** EXERCISE DETAILS **
Take the line that has "Read out every word on this page." in it and every line after it to the end of the entries, and reproduce them exactly.
###
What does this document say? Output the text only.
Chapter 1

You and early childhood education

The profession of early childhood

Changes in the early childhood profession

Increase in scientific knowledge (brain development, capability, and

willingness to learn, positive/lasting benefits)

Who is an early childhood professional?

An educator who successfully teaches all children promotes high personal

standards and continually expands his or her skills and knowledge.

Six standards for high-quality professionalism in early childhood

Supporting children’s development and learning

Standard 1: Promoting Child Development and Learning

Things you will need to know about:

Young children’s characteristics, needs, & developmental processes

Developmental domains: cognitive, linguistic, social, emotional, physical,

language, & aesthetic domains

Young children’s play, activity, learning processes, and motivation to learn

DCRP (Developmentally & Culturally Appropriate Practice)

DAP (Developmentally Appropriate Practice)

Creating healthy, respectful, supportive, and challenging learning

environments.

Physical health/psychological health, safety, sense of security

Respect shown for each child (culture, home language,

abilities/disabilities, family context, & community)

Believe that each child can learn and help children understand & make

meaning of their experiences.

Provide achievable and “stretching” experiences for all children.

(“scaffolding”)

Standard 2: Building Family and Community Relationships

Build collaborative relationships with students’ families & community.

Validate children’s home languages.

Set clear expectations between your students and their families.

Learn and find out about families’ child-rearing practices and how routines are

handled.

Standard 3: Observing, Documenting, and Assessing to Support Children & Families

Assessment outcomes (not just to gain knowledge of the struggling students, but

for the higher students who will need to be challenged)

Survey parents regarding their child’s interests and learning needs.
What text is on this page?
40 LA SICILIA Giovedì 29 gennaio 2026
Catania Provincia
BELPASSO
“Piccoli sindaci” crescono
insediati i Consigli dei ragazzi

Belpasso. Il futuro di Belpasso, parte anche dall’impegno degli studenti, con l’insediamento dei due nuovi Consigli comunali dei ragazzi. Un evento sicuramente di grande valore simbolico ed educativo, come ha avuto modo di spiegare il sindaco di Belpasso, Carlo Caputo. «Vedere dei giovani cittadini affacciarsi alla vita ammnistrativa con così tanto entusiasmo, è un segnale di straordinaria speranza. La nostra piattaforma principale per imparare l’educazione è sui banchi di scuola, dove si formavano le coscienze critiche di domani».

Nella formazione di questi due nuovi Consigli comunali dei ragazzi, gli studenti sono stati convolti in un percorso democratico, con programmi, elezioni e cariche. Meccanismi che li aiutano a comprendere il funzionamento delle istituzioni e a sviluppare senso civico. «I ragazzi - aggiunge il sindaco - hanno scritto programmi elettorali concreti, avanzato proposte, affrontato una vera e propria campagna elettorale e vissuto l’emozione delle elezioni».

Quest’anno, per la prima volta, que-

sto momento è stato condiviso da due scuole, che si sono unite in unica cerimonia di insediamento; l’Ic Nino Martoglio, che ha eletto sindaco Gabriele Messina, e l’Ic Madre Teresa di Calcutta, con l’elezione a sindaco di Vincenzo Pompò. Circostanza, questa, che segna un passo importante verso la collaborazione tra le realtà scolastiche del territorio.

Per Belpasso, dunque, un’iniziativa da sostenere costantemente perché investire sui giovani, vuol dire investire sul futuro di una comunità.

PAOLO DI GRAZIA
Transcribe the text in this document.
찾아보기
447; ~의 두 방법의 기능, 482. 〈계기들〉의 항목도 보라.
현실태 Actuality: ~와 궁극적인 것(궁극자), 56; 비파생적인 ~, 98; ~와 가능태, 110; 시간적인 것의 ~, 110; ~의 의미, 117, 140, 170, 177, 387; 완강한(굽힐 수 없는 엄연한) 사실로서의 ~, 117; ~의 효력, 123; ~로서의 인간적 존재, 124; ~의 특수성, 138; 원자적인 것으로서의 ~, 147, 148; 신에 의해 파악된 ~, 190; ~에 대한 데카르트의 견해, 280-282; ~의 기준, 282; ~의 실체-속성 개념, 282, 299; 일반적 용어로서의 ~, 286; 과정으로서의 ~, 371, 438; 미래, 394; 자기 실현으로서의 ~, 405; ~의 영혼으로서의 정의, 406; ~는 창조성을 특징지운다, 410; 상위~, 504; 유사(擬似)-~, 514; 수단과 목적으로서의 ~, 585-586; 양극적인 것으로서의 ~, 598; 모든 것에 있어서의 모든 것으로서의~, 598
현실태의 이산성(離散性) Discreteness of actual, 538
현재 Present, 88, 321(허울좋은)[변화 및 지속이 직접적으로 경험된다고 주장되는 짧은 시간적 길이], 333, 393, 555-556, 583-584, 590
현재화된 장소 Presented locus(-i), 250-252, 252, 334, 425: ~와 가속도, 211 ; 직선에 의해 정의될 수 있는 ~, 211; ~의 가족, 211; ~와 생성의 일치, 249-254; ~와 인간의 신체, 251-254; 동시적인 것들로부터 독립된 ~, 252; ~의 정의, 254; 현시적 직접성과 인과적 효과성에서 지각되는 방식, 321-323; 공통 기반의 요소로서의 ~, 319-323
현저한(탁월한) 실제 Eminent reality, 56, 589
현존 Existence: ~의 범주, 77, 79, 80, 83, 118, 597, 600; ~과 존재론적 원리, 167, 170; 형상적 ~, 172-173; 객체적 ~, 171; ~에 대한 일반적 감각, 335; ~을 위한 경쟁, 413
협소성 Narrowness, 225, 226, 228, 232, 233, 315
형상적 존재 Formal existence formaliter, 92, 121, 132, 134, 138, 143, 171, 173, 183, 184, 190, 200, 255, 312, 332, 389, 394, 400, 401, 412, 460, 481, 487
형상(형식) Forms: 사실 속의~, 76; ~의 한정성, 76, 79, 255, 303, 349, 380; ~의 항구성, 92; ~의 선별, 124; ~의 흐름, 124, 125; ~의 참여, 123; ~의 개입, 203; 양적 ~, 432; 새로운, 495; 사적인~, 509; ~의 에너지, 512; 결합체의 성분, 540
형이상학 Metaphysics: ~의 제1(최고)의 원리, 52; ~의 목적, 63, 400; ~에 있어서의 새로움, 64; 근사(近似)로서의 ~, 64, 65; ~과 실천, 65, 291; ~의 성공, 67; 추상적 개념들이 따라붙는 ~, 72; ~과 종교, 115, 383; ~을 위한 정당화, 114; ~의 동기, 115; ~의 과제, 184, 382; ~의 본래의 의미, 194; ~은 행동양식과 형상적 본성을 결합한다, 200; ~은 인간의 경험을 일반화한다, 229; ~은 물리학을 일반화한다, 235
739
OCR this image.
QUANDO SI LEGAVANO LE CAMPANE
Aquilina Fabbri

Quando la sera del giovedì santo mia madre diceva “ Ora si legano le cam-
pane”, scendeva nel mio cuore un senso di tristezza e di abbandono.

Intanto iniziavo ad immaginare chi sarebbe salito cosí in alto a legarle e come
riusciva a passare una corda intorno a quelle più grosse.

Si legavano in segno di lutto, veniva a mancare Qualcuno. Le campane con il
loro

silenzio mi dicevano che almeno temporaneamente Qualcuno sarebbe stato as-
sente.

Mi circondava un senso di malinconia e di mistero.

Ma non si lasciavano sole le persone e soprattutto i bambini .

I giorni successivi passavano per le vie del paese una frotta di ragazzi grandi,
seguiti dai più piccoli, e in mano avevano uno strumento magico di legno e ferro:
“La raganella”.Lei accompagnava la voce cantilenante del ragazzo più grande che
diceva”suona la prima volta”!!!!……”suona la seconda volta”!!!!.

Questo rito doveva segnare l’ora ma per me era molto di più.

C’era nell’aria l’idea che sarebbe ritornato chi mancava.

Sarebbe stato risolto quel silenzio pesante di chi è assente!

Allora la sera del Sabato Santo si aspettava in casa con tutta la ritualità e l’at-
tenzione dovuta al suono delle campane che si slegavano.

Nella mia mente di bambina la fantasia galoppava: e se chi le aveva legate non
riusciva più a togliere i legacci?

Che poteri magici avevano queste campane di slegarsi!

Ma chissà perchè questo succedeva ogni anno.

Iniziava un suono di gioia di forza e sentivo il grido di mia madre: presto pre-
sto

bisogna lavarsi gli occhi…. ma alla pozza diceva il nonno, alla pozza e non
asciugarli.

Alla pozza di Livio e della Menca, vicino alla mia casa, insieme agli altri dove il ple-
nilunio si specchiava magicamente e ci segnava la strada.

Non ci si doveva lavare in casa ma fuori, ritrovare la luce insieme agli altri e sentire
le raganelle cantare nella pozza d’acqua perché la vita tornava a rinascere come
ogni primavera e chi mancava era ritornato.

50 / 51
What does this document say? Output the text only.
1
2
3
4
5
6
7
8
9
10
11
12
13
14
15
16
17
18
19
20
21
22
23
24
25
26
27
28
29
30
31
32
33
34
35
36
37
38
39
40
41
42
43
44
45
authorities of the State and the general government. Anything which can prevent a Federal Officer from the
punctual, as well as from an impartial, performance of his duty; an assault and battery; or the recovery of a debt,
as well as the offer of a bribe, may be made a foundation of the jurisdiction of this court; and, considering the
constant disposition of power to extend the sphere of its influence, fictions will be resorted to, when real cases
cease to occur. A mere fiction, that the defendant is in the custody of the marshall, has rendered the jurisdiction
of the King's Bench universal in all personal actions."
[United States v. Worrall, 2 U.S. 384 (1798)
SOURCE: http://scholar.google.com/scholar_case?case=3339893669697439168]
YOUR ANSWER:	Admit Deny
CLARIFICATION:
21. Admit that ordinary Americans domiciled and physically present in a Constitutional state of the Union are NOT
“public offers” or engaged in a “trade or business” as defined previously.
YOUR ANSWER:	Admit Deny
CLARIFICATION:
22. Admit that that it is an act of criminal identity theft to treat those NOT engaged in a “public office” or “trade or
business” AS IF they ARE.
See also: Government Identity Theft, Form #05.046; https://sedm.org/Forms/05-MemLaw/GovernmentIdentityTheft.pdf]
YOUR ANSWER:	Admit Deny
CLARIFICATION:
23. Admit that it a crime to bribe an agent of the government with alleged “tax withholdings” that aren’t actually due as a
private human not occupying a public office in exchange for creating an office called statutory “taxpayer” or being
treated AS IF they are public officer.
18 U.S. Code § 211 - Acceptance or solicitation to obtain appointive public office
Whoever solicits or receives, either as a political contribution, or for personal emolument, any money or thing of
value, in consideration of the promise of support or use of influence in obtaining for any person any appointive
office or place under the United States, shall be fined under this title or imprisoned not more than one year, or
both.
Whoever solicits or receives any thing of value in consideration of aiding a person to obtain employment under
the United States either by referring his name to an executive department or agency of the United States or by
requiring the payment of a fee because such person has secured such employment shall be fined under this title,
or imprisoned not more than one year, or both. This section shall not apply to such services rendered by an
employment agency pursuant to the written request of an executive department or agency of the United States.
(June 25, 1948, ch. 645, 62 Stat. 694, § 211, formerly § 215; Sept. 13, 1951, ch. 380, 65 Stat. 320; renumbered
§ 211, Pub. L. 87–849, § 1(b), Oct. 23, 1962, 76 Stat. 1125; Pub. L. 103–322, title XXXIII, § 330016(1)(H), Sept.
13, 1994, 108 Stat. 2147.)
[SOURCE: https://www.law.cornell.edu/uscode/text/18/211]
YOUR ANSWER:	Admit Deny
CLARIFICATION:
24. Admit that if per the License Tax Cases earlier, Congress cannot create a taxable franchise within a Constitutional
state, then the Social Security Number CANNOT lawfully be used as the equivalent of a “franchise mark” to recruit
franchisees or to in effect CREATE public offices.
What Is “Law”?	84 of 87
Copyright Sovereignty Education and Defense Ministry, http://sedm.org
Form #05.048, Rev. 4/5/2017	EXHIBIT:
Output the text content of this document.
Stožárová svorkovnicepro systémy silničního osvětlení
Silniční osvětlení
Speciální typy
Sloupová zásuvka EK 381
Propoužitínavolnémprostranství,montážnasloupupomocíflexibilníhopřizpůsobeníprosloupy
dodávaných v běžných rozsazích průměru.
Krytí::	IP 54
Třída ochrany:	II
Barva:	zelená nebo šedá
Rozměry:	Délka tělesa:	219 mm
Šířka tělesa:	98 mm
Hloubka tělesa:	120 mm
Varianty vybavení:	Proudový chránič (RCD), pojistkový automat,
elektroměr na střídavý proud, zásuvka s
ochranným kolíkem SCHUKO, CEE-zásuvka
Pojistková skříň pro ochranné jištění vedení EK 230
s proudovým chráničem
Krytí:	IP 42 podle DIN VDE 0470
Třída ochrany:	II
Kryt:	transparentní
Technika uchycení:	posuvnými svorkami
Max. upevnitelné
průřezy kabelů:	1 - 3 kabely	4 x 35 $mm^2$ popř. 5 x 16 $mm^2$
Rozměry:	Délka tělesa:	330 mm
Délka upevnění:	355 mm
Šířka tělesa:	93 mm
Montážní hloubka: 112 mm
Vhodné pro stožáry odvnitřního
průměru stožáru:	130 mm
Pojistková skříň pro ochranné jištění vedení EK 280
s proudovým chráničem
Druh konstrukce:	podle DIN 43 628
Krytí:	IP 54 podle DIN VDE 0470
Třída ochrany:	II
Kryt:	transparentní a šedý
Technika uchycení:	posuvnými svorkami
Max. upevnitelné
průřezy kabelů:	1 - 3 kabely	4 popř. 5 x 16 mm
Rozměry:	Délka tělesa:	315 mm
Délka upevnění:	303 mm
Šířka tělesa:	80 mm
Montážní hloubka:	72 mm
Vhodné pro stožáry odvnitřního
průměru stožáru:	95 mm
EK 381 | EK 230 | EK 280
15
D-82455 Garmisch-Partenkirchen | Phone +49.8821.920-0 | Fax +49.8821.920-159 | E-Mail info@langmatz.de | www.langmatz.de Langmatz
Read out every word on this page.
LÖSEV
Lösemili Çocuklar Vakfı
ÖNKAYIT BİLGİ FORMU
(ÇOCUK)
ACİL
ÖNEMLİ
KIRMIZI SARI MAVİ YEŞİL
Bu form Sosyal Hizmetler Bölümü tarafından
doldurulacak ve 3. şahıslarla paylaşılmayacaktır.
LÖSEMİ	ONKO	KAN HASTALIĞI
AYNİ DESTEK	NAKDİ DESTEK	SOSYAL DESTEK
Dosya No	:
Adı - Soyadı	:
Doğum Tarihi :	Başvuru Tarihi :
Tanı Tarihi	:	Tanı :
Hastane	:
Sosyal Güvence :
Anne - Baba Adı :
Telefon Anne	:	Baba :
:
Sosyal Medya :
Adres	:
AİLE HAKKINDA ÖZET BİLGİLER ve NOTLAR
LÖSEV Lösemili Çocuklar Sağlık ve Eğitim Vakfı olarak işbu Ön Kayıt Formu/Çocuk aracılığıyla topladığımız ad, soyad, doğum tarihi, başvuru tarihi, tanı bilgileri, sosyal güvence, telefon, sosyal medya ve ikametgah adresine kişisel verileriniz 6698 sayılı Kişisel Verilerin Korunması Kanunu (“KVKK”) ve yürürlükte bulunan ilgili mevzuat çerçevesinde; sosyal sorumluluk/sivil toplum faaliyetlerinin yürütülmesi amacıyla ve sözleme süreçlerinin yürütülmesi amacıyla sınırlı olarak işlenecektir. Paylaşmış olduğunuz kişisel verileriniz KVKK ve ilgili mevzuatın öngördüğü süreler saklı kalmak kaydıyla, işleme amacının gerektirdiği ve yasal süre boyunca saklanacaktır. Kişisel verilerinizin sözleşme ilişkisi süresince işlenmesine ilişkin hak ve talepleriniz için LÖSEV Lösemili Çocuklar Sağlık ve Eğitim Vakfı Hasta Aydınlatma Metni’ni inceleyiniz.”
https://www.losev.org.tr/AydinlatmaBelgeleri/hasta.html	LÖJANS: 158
###
** EXPECTED OUTPUT **
Read out every word on this page.
LÖSEV
Lösemili Çocuklar Vakfı
ÖNKAYIT BİLGİ FORMU
(ÇOCUK)
ACİL
ÖNEMLİ
KIRMIZI SARI MAVİ YEŞİL
Bu form Sosyal Hizmetler Bölümü tarafından
doldurulacak ve 3. şahıslarla paylaşılmayacaktır.
LÖSEMİ	ONKO	KAN HASTALIĞI
AYNİ DESTEK	NAKDİ DESTEK	SOSYAL DESTEK
Dosya No	:
Adı - Soyadı	:
Doğum Tarihi :	Başvuru Tarihi :
Tanı Tarihi	:	Tanı :
Hastane	:
Sosyal Güvence :
Anne - Baba Adı :
Telefon Anne	:	Baba :
:
Sosyal Medya :
Adres	:
AİLE HAKKINDA ÖZET BİLGİLER ve NOTLAR
LÖSEV Lösemili Çocuklar Sağlık ve Eğitim Vakfı olarak işbu Ön Kayıt Formu/Çocuk aracılığıyla topladığımız ad, soyad, doğum tarihi, başvuru tarihi, tanı bilgileri, sosyal güvence, telefon, sosyal medya ve ikametgah adresine kişisel verileriniz 6698 sayılı Kişisel Verilerin Korunması Kanunu (“KVKK”) ve yürürlükte bulunan ilgili mevzuat çerçevesinde; sosyal sorumluluk/sivil toplum faaliyetlerinin yürütülmesi amacıyla ve sözleme süreçlerinin yürütülmesi amacıyla sınırlı olarak işlenecektir. Paylaşmış olduğunuz kişisel verileriniz KVKK ve ilgili mevzuatın öngördüğü süreler saklı kalmak kaydıyla, işleme amacının gerektirdiği ve yasal süre boyunca saklanacaktır. Kişisel verilerinizin sözleşme ilişkisi süresince işlenmesine ilişkin hak ve talepleriniz için LÖSEV Lösemili Çocuklar Sağlık ve Eğitim Vakfı Hasta Aydınlatma Metni’ni inceleyiniz.”
https://www.losev.org.tr/AydinlatmaBelgeleri/hasta.html	LÖJANS: 158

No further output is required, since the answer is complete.